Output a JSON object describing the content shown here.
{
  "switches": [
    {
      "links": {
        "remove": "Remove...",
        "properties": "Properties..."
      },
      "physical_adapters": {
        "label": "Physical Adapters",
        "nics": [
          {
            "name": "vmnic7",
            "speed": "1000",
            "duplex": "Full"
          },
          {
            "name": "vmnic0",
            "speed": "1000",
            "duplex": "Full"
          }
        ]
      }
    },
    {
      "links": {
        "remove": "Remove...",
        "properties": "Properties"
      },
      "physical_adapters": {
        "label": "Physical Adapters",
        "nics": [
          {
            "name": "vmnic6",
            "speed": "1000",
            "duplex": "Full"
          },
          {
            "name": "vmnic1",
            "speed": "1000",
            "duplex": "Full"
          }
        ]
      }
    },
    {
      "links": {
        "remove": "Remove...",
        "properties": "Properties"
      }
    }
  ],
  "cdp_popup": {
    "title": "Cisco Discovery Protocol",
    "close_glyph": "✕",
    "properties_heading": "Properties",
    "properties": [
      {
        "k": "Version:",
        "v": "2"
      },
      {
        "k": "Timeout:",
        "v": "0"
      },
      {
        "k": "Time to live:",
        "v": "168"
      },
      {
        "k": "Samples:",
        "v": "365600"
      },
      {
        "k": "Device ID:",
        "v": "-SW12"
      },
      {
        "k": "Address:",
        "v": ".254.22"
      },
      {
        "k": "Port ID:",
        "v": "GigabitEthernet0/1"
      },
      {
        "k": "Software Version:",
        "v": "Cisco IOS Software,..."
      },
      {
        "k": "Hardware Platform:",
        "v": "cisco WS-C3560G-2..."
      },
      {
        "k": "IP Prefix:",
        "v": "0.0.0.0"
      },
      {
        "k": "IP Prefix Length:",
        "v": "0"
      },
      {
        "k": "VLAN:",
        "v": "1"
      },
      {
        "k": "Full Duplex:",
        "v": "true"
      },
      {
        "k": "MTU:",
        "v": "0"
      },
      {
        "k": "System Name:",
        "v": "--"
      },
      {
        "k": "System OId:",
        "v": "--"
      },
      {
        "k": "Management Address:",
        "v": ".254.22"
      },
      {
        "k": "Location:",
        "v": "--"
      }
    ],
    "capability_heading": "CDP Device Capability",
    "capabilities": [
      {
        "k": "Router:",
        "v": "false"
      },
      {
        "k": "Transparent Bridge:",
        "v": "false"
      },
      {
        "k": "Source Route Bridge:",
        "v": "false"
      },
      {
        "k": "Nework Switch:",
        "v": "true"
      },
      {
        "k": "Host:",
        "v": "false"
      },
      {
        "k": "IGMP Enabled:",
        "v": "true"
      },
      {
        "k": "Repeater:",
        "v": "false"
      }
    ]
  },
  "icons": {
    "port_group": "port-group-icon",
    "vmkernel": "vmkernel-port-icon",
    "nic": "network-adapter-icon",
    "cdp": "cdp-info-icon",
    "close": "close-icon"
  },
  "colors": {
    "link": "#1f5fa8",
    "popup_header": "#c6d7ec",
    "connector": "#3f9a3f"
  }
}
══════
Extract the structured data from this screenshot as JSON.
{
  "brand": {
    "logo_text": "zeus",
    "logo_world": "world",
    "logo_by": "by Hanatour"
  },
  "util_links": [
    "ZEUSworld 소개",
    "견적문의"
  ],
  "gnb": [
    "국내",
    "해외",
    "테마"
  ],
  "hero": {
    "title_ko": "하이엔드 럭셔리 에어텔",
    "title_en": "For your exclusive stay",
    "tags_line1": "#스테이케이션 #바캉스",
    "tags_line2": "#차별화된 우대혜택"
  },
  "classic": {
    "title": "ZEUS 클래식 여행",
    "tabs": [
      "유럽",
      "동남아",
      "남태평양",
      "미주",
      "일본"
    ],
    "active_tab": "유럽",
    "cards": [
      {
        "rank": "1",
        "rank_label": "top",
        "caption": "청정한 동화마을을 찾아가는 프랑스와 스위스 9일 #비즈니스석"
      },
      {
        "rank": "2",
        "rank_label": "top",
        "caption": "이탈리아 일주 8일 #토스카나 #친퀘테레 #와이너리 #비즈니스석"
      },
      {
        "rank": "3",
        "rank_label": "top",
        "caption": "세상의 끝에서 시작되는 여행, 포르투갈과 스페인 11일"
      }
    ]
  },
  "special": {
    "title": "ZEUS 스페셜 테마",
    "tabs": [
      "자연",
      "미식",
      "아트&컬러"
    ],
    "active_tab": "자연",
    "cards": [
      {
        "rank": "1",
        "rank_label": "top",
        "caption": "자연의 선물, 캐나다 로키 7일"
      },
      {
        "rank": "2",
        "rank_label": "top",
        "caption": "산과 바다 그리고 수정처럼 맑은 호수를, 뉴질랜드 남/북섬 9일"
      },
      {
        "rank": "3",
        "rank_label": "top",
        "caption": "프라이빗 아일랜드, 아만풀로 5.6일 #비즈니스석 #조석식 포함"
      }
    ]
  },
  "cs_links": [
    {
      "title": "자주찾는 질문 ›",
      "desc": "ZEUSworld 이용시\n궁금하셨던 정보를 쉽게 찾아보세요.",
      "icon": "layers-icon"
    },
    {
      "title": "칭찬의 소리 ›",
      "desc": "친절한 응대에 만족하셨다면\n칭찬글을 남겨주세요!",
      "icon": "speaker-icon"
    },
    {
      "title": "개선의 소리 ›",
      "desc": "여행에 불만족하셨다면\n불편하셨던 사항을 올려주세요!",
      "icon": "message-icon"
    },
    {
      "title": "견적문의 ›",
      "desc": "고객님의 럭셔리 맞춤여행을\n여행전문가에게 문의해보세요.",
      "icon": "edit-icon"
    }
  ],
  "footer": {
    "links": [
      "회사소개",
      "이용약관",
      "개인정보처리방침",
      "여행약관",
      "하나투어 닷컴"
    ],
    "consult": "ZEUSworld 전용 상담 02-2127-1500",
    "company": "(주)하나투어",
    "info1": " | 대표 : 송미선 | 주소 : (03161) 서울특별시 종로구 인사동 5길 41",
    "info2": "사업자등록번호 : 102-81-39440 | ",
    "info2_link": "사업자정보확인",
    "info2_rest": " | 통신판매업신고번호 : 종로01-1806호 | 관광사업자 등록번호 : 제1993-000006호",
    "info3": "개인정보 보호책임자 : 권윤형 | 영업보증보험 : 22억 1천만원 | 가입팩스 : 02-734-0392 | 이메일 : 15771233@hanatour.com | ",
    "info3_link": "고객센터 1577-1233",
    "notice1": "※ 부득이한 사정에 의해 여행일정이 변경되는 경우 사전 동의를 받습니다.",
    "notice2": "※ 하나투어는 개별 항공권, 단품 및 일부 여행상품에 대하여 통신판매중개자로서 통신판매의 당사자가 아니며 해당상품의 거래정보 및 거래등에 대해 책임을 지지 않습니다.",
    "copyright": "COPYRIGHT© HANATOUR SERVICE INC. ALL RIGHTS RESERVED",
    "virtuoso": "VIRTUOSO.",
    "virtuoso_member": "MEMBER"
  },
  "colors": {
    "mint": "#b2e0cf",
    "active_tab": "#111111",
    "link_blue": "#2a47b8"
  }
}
══════
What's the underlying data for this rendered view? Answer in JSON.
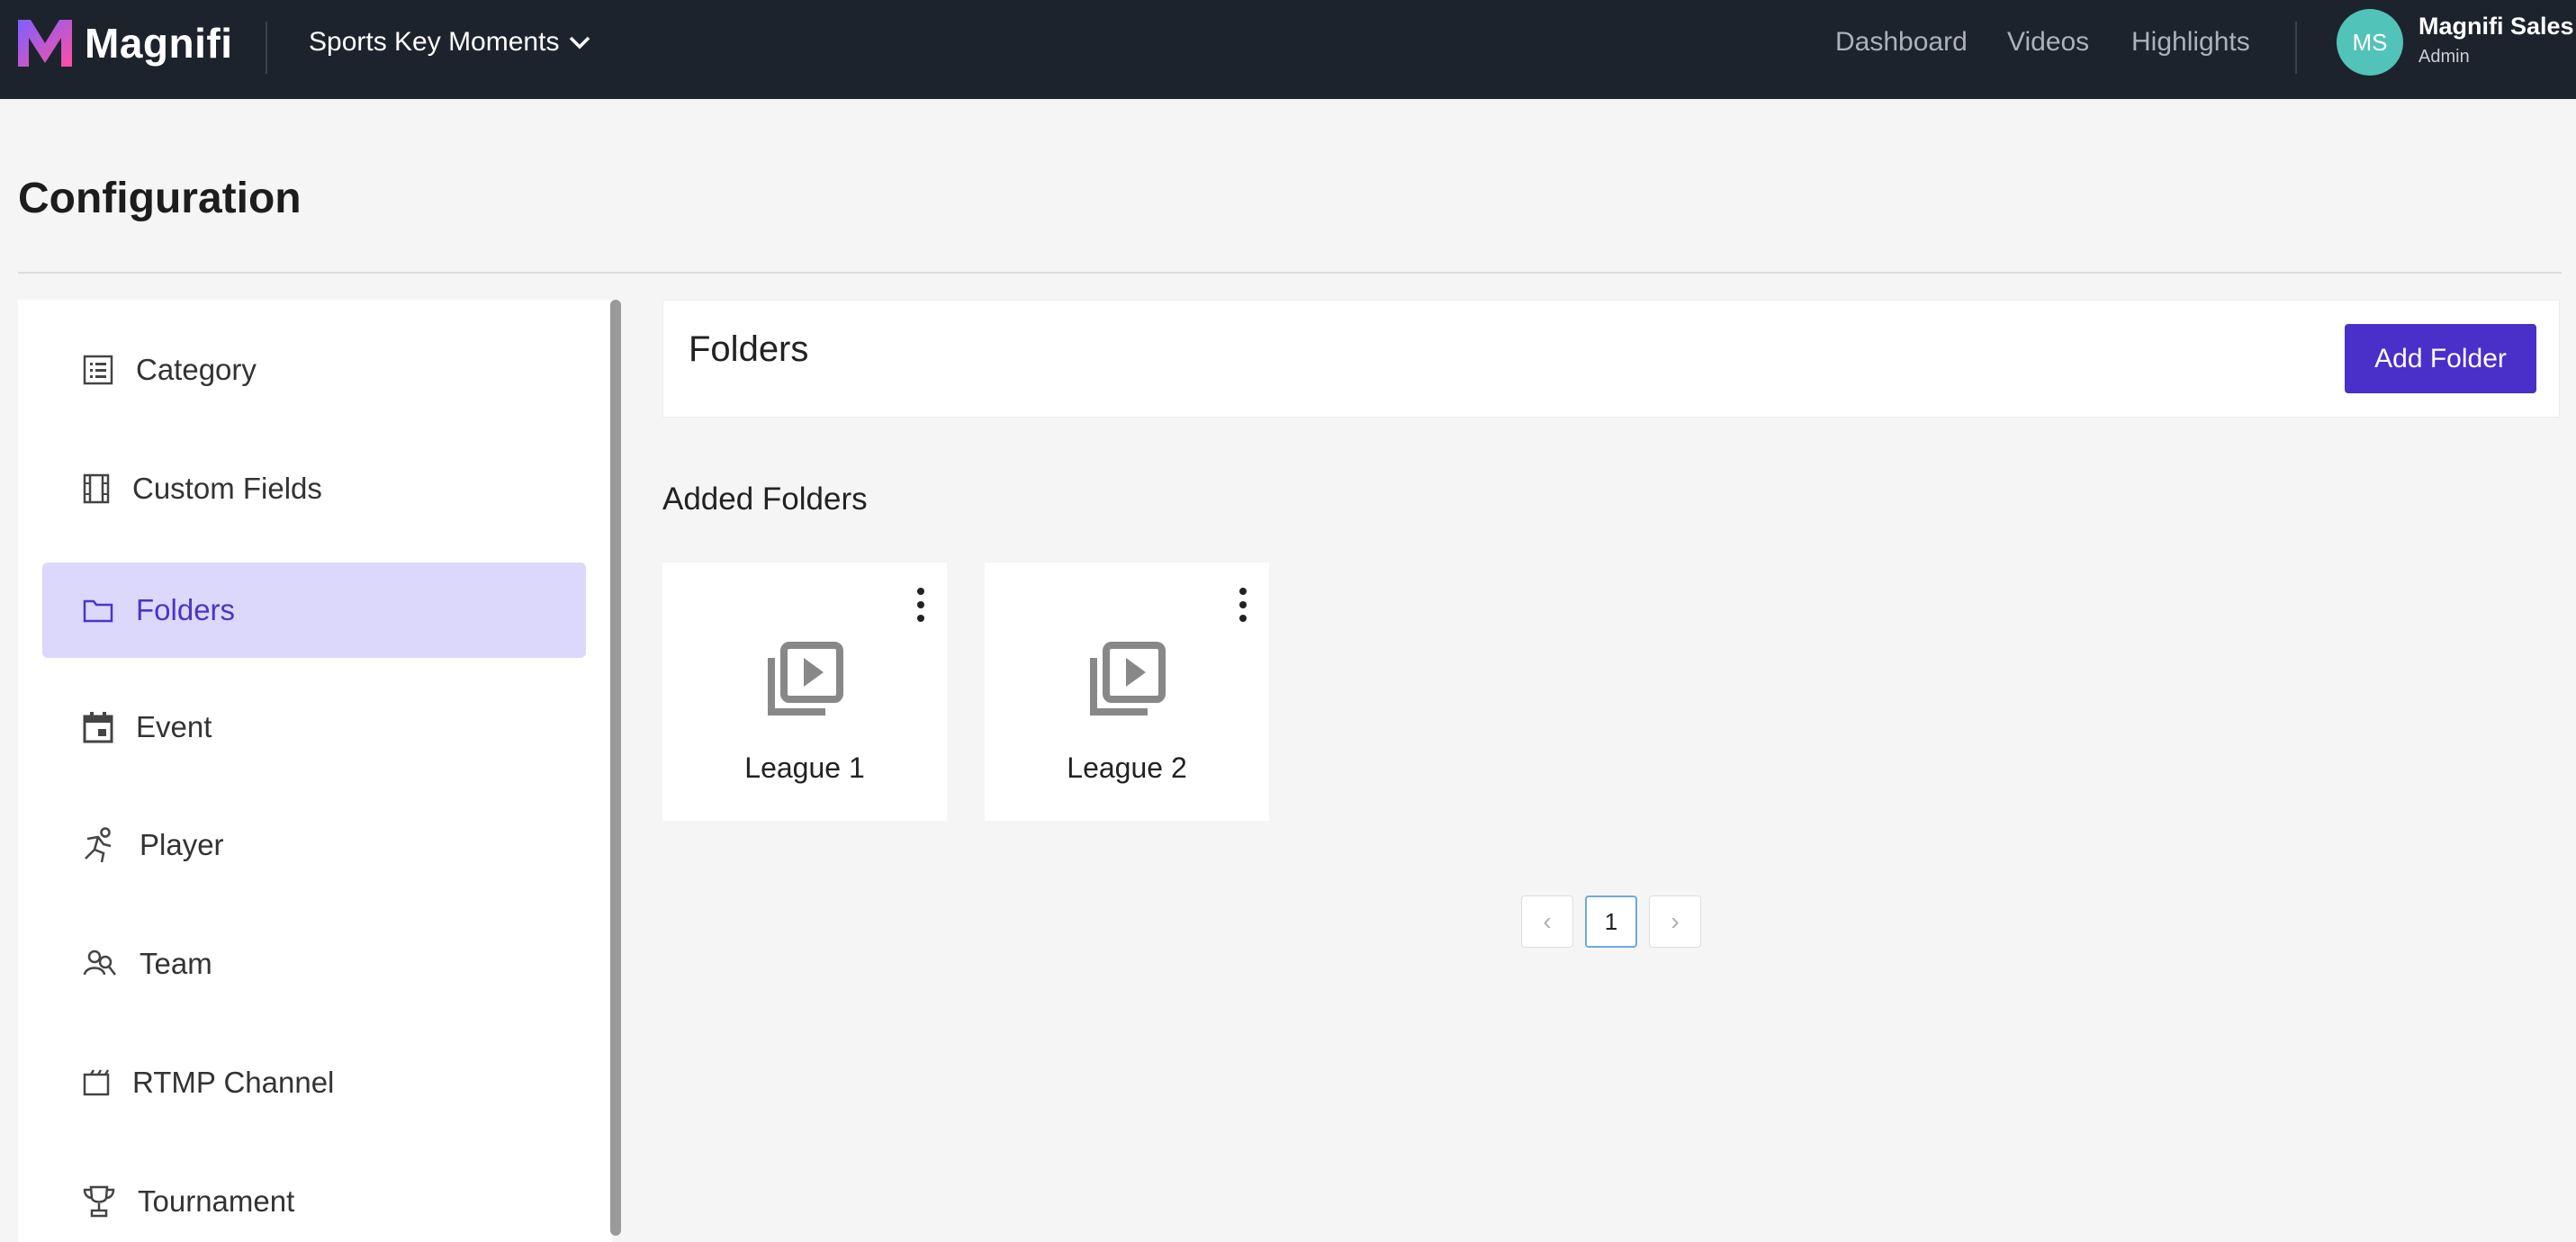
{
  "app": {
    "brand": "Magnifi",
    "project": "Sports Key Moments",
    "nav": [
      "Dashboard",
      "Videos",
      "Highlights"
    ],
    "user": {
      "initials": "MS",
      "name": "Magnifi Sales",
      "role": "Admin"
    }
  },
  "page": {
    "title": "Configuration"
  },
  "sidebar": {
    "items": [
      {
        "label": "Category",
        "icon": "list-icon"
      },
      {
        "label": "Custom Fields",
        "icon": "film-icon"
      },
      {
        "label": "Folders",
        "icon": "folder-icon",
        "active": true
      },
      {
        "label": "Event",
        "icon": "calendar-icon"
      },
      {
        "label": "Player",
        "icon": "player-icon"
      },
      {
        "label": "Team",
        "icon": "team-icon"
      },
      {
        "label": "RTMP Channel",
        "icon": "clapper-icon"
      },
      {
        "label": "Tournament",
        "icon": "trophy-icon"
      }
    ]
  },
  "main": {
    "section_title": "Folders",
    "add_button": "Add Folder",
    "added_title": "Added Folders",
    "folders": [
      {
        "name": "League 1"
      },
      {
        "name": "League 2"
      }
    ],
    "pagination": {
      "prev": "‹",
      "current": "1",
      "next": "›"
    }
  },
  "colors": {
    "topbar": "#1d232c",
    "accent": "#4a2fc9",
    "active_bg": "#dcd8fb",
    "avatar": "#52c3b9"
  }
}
══════
**Given instruction**
In the records above, locate each line with the word "Software". Copy all such lines.

**Response**
        "k": "Software Version:",
        "v": "Cisco IOS Software,..."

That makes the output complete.